GIVEN INFORMATION >>
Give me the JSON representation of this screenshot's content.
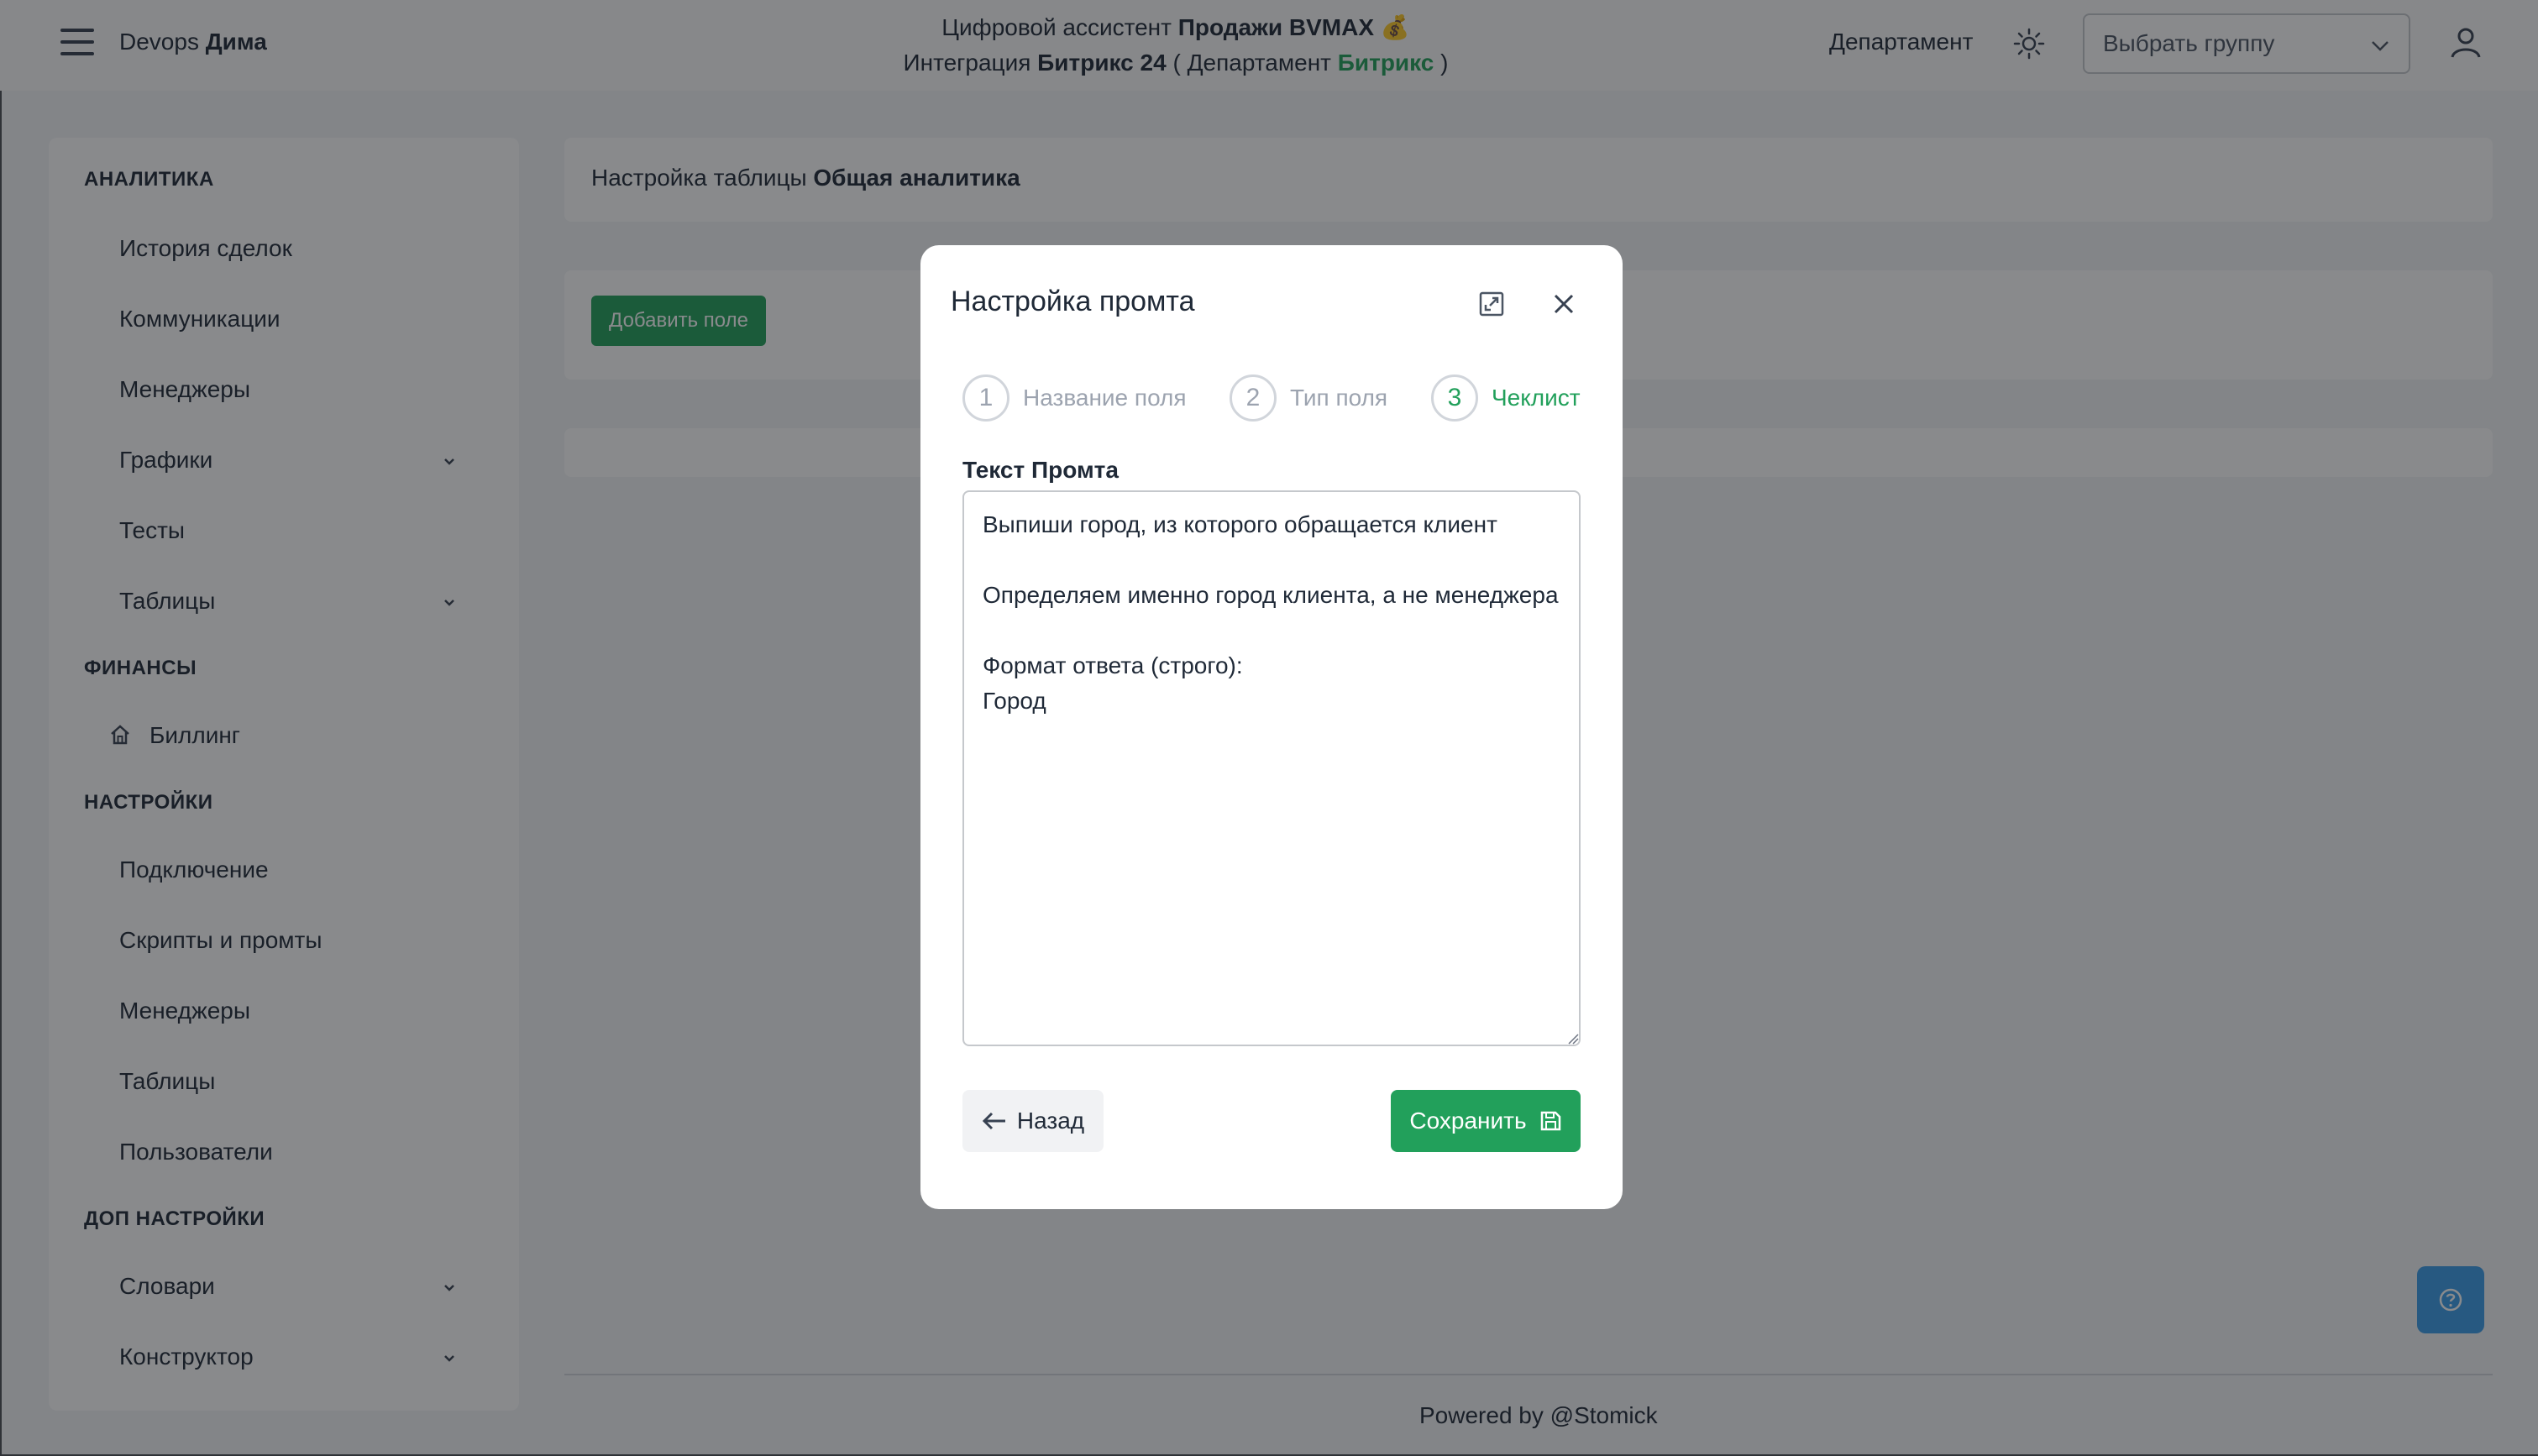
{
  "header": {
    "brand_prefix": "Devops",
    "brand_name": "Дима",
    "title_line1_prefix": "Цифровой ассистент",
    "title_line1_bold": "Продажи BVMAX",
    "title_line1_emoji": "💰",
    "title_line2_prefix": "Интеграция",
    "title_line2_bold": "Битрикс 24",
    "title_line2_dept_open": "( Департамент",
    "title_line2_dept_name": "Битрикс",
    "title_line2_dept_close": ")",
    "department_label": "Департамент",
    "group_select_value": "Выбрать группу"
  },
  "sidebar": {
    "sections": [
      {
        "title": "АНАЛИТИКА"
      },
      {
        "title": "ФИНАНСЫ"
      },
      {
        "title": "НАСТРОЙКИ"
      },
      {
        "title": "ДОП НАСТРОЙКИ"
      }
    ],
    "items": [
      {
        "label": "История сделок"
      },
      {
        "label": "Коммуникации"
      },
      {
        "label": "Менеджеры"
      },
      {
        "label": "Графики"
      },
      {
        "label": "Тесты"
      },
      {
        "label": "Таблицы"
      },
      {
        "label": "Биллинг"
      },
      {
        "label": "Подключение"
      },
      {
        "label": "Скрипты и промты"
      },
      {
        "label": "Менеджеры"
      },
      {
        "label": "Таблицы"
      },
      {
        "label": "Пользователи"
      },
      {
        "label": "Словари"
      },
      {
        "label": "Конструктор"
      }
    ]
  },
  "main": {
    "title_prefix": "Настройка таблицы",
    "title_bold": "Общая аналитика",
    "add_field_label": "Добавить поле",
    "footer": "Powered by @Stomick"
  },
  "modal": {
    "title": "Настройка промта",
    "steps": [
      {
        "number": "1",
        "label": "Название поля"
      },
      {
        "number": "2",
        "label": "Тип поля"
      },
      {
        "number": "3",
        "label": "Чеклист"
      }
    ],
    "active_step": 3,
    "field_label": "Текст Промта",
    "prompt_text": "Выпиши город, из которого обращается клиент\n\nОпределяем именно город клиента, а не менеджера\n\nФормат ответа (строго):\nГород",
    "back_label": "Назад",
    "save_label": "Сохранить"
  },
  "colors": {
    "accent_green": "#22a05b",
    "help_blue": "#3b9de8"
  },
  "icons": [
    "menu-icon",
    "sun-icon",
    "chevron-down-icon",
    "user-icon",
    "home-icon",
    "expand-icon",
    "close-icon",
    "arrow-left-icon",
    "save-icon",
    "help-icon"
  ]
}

DO THIS >>
Give all the entries again exactly, dropping each picture.

WRITTEN RESPONSE >>
Give me the JSON representation of this screenshot's content.
{
  "header": {
    "brand_prefix": "Devops",
    "brand_name": "Дима",
    "title_line1_prefix": "Цифровой ассистент",
    "title_line1_bold": "Продажи BVMAX",
    "title_line1_emoji": "💰",
    "title_line2_prefix": "Интеграция",
    "title_line2_bold": "Битрикс 24",
    "title_line2_dept_open": "( Департамент",
    "title_line2_dept_name": "Битрикс",
    "title_line2_dept_close": ")",
    "department_label": "Департамент",
    "group_select_value": "Выбрать группу"
  },
  "sidebar": {
    "sections": [
      {
        "title": "АНАЛИТИКА"
      },
      {
        "title": "ФИНАНСЫ"
      },
      {
        "title": "НАСТРОЙКИ"
      },
      {
        "title": "ДОП НАСТРОЙКИ"
      }
    ],
    "items": [
      {
        "label": "История сделок"
      },
      {
        "label": "Коммуникации"
      },
      {
        "label": "Менеджеры"
      },
      {
        "label": "Графики"
      },
      {
        "label": "Тесты"
      },
      {
        "label": "Таблицы"
      },
      {
        "label": "Биллинг"
      },
      {
        "label": "Подключение"
      },
      {
        "label": "Скрипты и промты"
      },
      {
        "label": "Менеджеры"
      },
      {
        "label": "Таблицы"
      },
      {
        "label": "Пользователи"
      },
      {
        "label": "Словари"
      },
      {
        "label": "Конструктор"
      }
    ]
  },
  "main": {
    "title_prefix": "Настройка таблицы",
    "title_bold": "Общая аналитика",
    "add_field_label": "Добавить поле",
    "footer": "Powered by @Stomick"
  },
  "modal": {
    "title": "Настройка промта",
    "steps": [
      {
        "number": "1",
        "label": "Название поля"
      },
      {
        "number": "2",
        "label": "Тип поля"
      },
      {
        "number": "3",
        "label": "Чеклист"
      }
    ],
    "active_step": 3,
    "field_label": "Текст Промта",
    "prompt_text": "Выпиши город, из которого обращается клиент\n\nОпределяем именно город клиента, а не менеджера\n\nФормат ответа (строго):\nГород",
    "back_label": "Назад",
    "save_label": "Сохранить"
  },
  "colors": {
    "accent_green": "#22a05b",
    "help_blue": "#3b9de8"
  },
  "icons": [
    "menu-icon",
    "sun-icon",
    "chevron-down-icon",
    "user-icon",
    "home-icon",
    "expand-icon",
    "close-icon",
    "arrow-left-icon",
    "save-icon",
    "help-icon"
  ]
}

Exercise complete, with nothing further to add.